START

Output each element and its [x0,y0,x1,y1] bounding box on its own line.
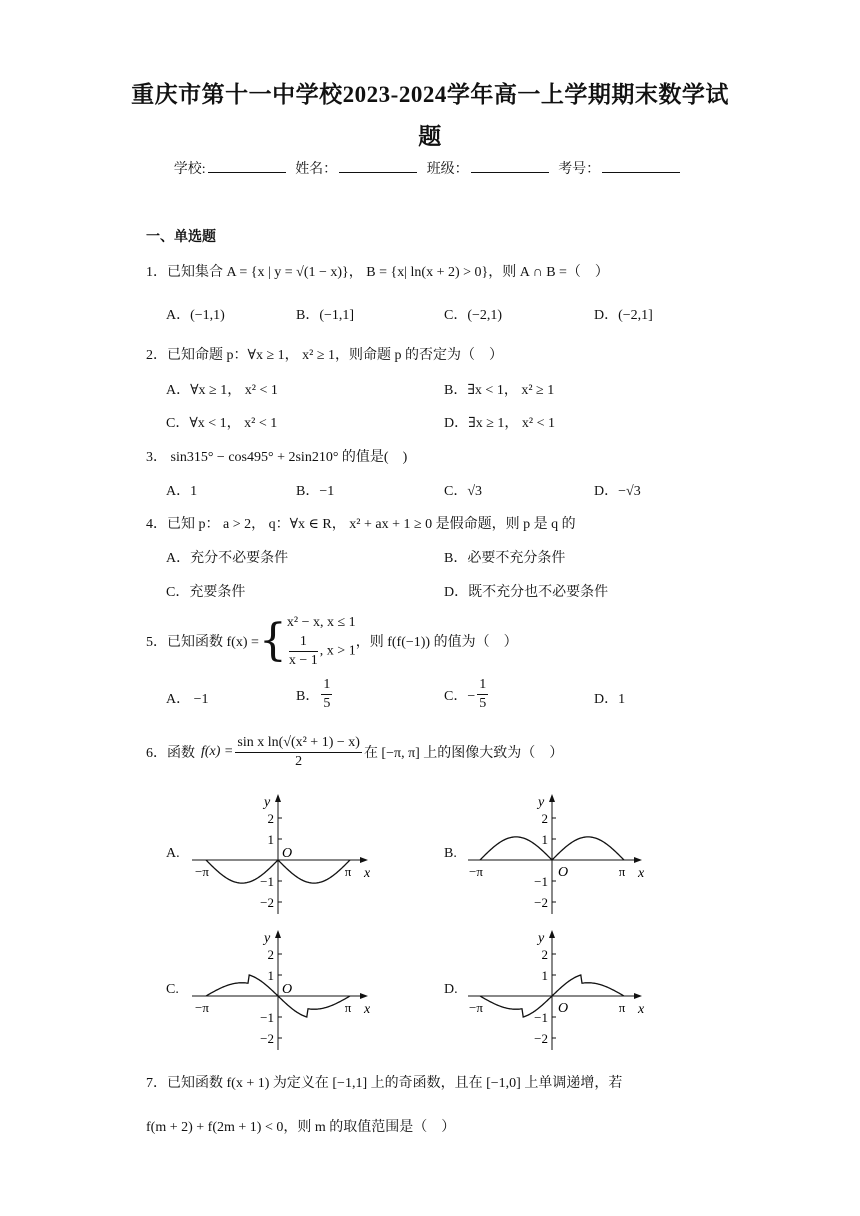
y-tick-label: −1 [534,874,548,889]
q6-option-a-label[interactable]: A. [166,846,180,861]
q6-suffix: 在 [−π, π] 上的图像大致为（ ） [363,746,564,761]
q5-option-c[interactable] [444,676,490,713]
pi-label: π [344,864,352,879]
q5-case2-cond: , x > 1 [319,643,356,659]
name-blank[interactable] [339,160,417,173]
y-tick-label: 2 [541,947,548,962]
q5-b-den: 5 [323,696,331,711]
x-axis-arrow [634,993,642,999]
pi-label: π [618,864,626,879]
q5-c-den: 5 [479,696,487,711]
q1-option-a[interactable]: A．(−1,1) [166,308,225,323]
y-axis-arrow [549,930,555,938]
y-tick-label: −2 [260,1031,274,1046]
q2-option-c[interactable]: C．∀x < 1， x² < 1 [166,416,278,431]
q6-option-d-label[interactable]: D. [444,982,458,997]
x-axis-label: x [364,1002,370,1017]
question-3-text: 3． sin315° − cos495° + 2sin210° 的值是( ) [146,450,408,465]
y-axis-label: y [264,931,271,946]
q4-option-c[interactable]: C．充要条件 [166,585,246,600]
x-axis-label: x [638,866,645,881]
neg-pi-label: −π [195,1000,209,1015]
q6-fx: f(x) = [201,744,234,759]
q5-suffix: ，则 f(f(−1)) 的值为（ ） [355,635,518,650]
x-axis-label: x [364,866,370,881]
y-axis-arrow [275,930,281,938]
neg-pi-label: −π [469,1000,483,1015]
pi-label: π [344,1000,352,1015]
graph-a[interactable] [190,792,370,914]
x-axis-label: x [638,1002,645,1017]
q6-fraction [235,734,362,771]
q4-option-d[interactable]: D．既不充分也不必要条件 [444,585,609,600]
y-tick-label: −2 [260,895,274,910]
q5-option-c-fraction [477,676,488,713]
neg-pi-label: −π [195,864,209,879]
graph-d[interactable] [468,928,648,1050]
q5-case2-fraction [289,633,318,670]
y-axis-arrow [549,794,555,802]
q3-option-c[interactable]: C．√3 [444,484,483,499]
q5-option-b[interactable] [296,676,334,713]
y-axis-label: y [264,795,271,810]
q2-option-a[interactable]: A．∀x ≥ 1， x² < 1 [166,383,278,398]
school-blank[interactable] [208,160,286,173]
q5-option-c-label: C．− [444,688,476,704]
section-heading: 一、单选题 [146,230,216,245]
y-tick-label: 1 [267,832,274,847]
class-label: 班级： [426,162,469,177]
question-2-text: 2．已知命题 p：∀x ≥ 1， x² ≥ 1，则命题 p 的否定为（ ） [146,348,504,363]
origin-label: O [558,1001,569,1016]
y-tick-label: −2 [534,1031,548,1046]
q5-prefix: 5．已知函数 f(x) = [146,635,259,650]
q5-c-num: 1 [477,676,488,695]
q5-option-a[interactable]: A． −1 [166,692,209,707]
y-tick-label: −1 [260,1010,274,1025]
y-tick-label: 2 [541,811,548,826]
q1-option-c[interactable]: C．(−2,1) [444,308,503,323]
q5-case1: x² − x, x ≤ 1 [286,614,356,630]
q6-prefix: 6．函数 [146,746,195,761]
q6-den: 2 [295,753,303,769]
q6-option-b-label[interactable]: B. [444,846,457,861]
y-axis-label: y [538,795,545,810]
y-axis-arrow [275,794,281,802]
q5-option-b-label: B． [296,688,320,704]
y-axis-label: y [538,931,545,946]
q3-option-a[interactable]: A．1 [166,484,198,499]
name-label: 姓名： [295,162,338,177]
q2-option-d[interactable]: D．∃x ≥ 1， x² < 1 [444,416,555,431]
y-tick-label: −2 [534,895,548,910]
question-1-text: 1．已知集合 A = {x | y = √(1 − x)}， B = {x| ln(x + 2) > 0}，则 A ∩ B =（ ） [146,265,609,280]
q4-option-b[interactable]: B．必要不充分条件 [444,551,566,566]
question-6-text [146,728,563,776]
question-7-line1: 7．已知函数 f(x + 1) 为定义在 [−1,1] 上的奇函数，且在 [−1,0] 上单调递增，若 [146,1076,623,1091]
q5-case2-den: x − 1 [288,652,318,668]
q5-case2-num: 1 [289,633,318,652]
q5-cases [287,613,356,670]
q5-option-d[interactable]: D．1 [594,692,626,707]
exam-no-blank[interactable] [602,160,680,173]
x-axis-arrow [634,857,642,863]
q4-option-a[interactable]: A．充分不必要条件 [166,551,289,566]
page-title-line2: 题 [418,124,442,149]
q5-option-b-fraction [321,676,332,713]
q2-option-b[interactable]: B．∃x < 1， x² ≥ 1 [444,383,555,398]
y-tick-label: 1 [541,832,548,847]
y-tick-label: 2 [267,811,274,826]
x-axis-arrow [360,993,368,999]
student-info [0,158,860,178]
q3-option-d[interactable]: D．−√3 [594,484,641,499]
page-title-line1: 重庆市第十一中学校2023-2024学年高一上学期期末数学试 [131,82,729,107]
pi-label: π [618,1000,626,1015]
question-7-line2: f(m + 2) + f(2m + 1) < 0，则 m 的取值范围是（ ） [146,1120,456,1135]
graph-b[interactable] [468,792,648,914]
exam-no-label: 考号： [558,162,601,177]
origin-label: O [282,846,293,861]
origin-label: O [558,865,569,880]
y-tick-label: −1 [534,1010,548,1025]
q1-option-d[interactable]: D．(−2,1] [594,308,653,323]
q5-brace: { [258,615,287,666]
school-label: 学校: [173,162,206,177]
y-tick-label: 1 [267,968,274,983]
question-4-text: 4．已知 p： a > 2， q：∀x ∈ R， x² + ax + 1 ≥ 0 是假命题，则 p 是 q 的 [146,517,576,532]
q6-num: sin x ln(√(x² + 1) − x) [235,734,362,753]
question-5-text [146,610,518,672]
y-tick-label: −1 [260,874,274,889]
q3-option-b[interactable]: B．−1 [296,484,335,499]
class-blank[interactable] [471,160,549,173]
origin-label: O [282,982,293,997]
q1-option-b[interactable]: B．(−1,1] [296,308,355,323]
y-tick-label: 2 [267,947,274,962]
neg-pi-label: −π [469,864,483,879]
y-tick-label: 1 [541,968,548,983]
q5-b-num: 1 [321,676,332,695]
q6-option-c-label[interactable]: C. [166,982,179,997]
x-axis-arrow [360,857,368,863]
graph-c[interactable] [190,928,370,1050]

END
START

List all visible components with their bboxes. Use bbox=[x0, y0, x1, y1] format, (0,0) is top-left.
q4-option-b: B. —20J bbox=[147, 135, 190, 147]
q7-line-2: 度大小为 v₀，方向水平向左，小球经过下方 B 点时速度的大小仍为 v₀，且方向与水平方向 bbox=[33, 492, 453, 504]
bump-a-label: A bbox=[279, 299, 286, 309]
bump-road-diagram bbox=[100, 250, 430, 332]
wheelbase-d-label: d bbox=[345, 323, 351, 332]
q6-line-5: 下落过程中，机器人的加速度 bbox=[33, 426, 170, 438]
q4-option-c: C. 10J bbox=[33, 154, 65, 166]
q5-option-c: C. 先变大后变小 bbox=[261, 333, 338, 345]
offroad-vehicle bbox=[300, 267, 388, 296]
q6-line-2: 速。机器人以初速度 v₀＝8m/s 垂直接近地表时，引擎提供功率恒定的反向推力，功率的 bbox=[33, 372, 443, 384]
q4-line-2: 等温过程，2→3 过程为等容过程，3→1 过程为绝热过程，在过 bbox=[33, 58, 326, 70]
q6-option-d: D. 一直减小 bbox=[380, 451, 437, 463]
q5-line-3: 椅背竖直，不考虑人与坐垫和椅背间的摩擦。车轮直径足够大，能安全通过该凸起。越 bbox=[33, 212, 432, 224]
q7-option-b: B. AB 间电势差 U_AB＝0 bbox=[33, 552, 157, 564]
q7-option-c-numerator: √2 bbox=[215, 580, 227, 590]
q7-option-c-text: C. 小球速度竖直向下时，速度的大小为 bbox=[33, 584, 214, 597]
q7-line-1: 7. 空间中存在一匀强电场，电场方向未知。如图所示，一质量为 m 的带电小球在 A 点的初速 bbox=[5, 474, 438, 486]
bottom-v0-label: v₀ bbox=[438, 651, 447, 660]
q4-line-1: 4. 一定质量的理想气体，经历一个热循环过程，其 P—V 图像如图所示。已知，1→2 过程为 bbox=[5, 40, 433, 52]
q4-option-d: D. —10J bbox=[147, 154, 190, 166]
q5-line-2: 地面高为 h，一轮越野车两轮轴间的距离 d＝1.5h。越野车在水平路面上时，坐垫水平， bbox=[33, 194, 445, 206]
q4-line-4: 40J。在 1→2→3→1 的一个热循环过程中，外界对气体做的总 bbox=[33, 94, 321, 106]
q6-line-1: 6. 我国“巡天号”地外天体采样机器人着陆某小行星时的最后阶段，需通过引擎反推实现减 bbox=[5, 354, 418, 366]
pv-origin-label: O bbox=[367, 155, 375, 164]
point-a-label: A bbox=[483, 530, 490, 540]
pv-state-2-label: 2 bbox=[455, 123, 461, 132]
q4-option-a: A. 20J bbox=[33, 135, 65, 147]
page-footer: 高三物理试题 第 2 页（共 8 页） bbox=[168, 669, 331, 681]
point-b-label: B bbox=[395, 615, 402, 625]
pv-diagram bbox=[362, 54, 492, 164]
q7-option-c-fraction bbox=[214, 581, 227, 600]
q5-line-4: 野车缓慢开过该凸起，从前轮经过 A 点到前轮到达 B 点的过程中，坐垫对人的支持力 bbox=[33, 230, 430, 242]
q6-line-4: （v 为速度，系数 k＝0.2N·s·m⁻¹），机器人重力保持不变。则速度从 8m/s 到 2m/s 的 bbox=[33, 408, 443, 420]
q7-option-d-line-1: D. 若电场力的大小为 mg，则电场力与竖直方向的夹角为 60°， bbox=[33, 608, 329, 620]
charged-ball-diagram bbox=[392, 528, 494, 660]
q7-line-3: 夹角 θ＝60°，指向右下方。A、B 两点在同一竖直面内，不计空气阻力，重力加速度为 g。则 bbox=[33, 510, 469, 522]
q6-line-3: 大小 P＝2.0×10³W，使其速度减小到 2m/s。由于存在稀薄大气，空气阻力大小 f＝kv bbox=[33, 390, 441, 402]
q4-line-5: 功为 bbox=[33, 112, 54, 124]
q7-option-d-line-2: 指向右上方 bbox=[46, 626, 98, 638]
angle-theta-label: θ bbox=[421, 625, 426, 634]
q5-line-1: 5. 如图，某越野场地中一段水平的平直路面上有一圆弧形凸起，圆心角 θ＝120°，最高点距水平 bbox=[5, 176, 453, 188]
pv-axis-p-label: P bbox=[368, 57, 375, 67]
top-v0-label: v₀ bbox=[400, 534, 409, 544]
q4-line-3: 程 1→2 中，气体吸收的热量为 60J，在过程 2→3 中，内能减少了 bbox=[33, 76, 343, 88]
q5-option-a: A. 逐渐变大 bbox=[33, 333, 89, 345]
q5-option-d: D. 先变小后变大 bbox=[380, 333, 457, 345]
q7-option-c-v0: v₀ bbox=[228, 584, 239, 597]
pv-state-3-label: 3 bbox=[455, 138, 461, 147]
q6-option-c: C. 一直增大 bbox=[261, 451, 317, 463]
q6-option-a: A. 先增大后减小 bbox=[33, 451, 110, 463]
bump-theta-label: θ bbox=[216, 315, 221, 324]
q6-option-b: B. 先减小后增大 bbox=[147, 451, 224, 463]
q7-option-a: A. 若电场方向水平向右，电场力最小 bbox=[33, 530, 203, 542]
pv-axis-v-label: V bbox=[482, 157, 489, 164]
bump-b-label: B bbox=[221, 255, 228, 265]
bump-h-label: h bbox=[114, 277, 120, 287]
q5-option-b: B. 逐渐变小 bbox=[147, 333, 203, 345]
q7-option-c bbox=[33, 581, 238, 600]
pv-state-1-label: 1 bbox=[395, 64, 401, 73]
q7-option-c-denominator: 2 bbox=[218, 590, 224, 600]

END

== WRITTEN INSTRUCTION ==
Starting with the line with "y-tick-label: −1 [534,874,548,889]" and going on through the line with "x-axis-arrow [634,993,642,999]", rename "y-tick-label" to "y-axis-tick" in the records. Give back only those lines, with nothing else changed.

== RESULT OF THE EXERCISE ==
y-axis-tick: −1 [534,874,548,889]
q6-option-a-label[interactable]: A. [166,846,180,861]
q6-suffix: 在 [−π, π] 上的图像大致为（ ） [363,746,564,761]
q5-option-c[interactable] [444,676,490,713]
pi-label: π [344,864,352,879]
q5-case2-cond: , x > 1 [319,643,356,659]
name-blank[interactable] [339,160,417,173]
y-axis-tick: 2 [541,947,548,962]
q5-b-den: 5 [323,696,331,711]
x-axis-arrow [634,993,642,999]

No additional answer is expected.